*Problem to work on*
Extract every line where the string "JSON" appears.

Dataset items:
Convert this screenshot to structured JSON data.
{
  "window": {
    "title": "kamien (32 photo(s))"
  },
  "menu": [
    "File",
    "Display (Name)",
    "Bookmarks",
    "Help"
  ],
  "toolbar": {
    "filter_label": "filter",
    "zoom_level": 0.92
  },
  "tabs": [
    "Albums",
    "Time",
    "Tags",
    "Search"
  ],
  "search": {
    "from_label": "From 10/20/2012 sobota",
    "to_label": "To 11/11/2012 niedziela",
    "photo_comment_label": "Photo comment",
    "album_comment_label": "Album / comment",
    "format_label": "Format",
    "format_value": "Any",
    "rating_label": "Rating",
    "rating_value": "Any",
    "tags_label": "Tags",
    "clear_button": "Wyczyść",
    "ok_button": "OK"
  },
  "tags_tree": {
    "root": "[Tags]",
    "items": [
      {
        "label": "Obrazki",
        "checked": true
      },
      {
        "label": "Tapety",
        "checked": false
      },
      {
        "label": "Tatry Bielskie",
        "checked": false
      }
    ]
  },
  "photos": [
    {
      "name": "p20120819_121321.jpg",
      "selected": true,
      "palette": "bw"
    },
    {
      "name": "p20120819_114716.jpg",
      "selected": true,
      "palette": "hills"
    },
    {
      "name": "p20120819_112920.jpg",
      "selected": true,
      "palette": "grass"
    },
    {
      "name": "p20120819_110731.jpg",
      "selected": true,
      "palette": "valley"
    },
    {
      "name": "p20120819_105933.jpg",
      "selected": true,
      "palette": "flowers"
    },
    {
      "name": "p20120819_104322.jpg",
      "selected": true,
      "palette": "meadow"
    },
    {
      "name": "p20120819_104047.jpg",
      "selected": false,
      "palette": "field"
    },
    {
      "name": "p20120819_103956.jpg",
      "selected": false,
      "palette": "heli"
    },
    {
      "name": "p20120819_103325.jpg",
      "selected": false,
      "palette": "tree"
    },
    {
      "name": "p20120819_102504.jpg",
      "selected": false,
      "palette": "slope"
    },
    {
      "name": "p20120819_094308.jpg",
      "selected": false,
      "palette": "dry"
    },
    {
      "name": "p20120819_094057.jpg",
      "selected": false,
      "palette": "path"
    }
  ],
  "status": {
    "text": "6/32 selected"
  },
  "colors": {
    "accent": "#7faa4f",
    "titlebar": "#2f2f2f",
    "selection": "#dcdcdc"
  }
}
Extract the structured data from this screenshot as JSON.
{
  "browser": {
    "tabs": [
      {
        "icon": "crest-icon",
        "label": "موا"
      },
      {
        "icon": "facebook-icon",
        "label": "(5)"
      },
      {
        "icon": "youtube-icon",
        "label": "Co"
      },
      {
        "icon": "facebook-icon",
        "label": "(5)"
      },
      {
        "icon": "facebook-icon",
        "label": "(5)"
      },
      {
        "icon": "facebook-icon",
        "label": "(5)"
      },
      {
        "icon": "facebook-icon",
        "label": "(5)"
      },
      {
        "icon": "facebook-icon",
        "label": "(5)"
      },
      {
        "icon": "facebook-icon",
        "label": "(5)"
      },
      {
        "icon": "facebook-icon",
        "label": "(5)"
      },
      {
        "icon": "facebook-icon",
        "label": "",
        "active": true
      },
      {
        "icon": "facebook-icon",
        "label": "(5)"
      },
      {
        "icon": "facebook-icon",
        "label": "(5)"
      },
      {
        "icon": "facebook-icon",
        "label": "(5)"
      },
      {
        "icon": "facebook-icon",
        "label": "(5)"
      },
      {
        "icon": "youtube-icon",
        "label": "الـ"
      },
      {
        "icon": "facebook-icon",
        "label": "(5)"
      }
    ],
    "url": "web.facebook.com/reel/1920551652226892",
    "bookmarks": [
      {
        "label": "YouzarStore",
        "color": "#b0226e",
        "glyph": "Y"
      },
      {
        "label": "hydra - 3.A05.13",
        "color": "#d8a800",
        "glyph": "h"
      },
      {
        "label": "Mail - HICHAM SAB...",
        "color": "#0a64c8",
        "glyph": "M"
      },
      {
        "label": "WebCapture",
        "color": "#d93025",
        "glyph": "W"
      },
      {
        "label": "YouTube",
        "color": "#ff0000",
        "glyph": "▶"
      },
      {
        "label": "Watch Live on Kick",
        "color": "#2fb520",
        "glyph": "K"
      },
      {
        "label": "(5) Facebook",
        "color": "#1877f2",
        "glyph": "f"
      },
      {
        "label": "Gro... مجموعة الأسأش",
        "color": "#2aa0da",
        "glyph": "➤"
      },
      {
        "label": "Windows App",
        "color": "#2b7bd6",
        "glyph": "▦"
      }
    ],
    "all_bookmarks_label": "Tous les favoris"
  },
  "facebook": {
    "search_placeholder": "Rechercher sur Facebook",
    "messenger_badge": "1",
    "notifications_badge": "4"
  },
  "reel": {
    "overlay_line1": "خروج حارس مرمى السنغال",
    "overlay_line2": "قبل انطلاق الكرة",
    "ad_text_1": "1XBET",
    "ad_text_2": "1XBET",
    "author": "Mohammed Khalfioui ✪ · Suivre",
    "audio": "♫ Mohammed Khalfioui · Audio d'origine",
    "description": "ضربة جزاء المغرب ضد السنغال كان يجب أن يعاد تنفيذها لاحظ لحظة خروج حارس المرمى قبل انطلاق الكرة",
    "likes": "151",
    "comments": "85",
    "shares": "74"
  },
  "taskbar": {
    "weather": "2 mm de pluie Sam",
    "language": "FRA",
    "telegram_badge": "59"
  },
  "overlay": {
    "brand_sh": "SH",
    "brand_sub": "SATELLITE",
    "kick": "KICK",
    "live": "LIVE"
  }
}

*The result*
Convert this screenshot to structured JSON data.
Extract the structured data from this screenshot as JSON.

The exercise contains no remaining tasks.